§ **REQUEST**: Copy out, exactly as given, every line from the line with "Extract all readable text from this page." to the end of the listing, both of those lines included.
[START DATA LISTING]
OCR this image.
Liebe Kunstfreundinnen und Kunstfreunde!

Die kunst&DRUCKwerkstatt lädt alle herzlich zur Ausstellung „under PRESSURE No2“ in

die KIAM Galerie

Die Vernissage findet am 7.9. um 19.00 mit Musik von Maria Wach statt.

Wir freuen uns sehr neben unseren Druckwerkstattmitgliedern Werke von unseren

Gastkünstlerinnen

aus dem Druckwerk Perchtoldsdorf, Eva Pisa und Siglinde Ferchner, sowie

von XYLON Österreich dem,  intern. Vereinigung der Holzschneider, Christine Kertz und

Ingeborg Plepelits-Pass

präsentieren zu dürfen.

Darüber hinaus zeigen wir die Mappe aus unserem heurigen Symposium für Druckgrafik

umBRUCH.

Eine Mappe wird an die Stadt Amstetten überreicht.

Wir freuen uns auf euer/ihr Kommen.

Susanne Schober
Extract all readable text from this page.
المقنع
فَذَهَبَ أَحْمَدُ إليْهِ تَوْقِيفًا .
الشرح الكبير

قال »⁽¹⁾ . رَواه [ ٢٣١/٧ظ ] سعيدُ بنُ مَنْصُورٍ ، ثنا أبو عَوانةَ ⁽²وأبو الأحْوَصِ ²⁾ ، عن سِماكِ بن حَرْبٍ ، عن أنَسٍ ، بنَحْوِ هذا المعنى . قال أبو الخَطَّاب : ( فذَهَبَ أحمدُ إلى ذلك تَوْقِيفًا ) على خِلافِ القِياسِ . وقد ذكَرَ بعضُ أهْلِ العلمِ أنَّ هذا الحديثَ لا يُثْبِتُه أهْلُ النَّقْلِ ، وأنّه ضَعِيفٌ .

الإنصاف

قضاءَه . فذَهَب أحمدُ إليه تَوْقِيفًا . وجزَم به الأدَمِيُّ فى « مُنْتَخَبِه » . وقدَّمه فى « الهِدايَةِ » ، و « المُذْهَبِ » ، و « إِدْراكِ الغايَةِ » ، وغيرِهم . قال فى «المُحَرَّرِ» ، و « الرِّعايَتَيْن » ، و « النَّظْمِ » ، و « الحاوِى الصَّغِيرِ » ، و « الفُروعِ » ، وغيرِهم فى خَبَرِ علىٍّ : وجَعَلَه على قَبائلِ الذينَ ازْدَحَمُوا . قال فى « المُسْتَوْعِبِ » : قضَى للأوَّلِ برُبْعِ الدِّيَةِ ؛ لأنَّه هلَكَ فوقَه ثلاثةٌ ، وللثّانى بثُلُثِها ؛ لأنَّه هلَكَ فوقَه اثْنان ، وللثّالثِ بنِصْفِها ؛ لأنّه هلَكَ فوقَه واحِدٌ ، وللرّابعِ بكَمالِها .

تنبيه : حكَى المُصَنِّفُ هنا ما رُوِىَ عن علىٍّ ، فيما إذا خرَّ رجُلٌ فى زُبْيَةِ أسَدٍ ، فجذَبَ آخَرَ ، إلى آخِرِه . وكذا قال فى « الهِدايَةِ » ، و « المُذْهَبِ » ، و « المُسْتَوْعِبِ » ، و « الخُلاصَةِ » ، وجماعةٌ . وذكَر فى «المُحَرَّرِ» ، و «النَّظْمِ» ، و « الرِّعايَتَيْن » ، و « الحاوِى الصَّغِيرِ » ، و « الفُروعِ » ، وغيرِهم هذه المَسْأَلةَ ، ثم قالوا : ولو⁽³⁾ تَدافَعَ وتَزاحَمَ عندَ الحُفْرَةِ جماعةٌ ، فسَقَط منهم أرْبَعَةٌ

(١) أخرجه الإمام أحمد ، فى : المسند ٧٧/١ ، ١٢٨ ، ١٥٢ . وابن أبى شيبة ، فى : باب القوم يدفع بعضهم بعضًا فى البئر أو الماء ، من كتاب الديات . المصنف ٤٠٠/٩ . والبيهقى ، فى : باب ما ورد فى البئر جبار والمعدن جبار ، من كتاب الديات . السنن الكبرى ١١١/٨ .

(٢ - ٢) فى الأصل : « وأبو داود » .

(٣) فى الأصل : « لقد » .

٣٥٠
[END DATA LISTING]
§ **TASK OUTPUT**:
Extract all readable text from this page.
المقنع
فَذَهَبَ أَحْمَدُ إليْهِ تَوْقِيفًا .
الشرح الكبير

قال »⁽¹⁾ . رَواه [ ٢٣١/٧ظ ] سعيدُ بنُ مَنْصُورٍ ، ثنا أبو عَوانةَ ⁽²وأبو الأحْوَصِ ²⁾ ، عن سِماكِ بن حَرْبٍ ، عن أنَسٍ ، بنَحْوِ هذا المعنى . قال أبو الخَطَّاب : ( فذَهَبَ أحمدُ إلى ذلك تَوْقِيفًا ) على خِلافِ القِياسِ . وقد ذكَرَ بعضُ أهْلِ العلمِ أنَّ هذا الحديثَ لا يُثْبِتُه أهْلُ النَّقْلِ ، وأنّه ضَعِيفٌ .

الإنصاف

قضاءَه . فذَهَب أحمدُ إليه تَوْقِيفًا . وجزَم به الأدَمِيُّ فى « مُنْتَخَبِه » . وقدَّمه فى « الهِدايَةِ » ، و « المُذْهَبِ » ، و « إِدْراكِ الغايَةِ » ، وغيرِهم . قال فى «المُحَرَّرِ» ، و « الرِّعايَتَيْن » ، و « النَّظْمِ » ، و « الحاوِى الصَّغِيرِ » ، و « الفُروعِ » ، وغيرِهم فى خَبَرِ علىٍّ : وجَعَلَه على قَبائلِ الذينَ ازْدَحَمُوا . قال فى « المُسْتَوْعِبِ » : قضَى للأوَّلِ برُبْعِ الدِّيَةِ ؛ لأنَّه هلَكَ فوقَه ثلاثةٌ ، وللثّانى بثُلُثِها ؛ لأنَّه هلَكَ فوقَه اثْنان ، وللثّالثِ بنِصْفِها ؛ لأنّه هلَكَ فوقَه واحِدٌ ، وللرّابعِ بكَمالِها .

تنبيه : حكَى المُصَنِّفُ هنا ما رُوِىَ عن علىٍّ ، فيما إذا خرَّ رجُلٌ فى زُبْيَةِ أسَدٍ ، فجذَبَ آخَرَ ، إلى آخِرِه . وكذا قال فى « الهِدايَةِ » ، و « المُذْهَبِ » ، و « المُسْتَوْعِبِ » ، و « الخُلاصَةِ » ، وجماعةٌ . وذكَر فى «المُحَرَّرِ» ، و «النَّظْمِ» ، و « الرِّعايَتَيْن » ، و « الحاوِى الصَّغِيرِ » ، و « الفُروعِ » ، وغيرِهم هذه المَسْأَلةَ ، ثم قالوا : ولو⁽³⁾ تَدافَعَ وتَزاحَمَ عندَ الحُفْرَةِ جماعةٌ ، فسَقَط منهم أرْبَعَةٌ

(١) أخرجه الإمام أحمد ، فى : المسند ٧٧/١ ، ١٢٨ ، ١٥٢ . وابن أبى شيبة ، فى : باب القوم يدفع بعضهم بعضًا فى البئر أو الماء ، من كتاب الديات . المصنف ٤٠٠/٩ . والبيهقى ، فى : باب ما ورد فى البئر جبار والمعدن جبار ، من كتاب الديات . السنن الكبرى ١١١/٨ .

(٢ - ٢) فى الأصل : « وأبو داود » .

(٣) فى الأصل : « لقد » .

٣٥٠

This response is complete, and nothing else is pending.